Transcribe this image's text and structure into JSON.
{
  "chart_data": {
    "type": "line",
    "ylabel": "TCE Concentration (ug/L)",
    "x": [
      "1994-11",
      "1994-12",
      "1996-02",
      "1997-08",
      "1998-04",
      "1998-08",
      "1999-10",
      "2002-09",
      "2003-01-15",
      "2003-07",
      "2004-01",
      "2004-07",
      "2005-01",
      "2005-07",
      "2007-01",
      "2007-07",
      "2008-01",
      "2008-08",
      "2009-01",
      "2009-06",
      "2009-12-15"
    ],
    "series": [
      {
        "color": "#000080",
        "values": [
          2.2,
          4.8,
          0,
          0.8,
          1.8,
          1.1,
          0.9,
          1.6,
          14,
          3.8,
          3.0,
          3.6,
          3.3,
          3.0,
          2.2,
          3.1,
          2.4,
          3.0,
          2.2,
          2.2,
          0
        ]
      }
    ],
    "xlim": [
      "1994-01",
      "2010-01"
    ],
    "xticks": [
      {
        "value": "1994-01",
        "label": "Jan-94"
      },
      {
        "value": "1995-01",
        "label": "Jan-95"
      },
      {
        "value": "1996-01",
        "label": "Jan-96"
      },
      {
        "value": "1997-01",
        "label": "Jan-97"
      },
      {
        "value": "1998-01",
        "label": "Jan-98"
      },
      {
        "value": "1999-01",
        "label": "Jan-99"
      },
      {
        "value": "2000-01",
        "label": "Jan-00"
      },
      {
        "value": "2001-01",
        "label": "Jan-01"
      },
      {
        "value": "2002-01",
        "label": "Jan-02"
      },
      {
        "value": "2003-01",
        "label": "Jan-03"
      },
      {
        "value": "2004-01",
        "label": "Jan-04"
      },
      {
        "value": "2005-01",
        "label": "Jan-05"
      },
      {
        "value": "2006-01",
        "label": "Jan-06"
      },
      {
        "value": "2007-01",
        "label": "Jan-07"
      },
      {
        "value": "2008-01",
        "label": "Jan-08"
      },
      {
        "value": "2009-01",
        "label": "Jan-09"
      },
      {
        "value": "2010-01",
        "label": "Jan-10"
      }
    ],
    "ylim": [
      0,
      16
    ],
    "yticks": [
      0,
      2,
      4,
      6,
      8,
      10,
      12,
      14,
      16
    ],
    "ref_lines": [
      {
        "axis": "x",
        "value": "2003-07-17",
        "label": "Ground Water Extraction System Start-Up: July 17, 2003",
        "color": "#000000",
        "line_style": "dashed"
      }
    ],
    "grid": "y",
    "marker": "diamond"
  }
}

════════════════

Give the data again, exactly as it stands.

Transcribe this image's text and structure into JSON.
{
  "chart_data": {
    "type": "line",
    "ylabel": "TCE Concentration (ug/L)",
    "x": [
      "1994-11",
      "1994-12",
      "1996-02",
      "1997-08",
      "1998-04",
      "1998-08",
      "1999-10",
      "2002-09",
      "2003-01-15",
      "2003-07",
      "2004-01",
      "2004-07",
      "2005-01",
      "2005-07",
      "2007-01",
      "2007-07",
      "2008-01",
      "2008-08",
      "2009-01",
      "2009-06",
      "2009-12-15"
    ],
    "series": [
      {
        "color": "#000080",
        "values": [
          2.2,
          4.8,
          0,
          0.8,
          1.8,
          1.1,
          0.9,
          1.6,
          14,
          3.8,
          3.0,
          3.6,
          3.3,
          3.0,
          2.2,
          3.1,
          2.4,
          3.0,
          2.2,
          2.2,
          0
        ]
      }
    ],
    "xlim": [
      "1994-01",
      "2010-01"
    ],
    "xticks": [
      {
        "value": "1994-01",
        "label": "Jan-94"
      },
      {
        "value": "1995-01",
        "label": "Jan-95"
      },
      {
        "value": "1996-01",
        "label": "Jan-96"
      },
      {
        "value": "1997-01",
        "label": "Jan-97"
      },
      {
        "value": "1998-01",
        "label": "Jan-98"
      },
      {
        "value": "1999-01",
        "label": "Jan-99"
      },
      {
        "value": "2000-01",
        "label": "Jan-00"
      },
      {
        "value": "2001-01",
        "label": "Jan-01"
      },
      {
        "value": "2002-01",
        "label": "Jan-02"
      },
      {
        "value": "2003-01",
        "label": "Jan-03"
      },
      {
        "value": "2004-01",
        "label": "Jan-04"
      },
      {
        "value": "2005-01",
        "label": "Jan-05"
      },
      {
        "value": "2006-01",
        "label": "Jan-06"
      },
      {
        "value": "2007-01",
        "label": "Jan-07"
      },
      {
        "value": "2008-01",
        "label": "Jan-08"
      },
      {
        "value": "2009-01",
        "label": "Jan-09"
      },
      {
        "value": "2010-01",
        "label": "Jan-10"
      }
    ],
    "ylim": [
      0,
      16
    ],
    "yticks": [
      0,
      2,
      4,
      6,
      8,
      10,
      12,
      14,
      16
    ],
    "ref_lines": [
      {
        "axis": "x",
        "value": "2003-07-17",
        "label": "Ground Water Extraction System Start-Up: July 17, 2003",
        "color": "#000000",
        "line_style": "dashed"
      }
    ],
    "grid": "y",
    "marker": "diamond"
  }
}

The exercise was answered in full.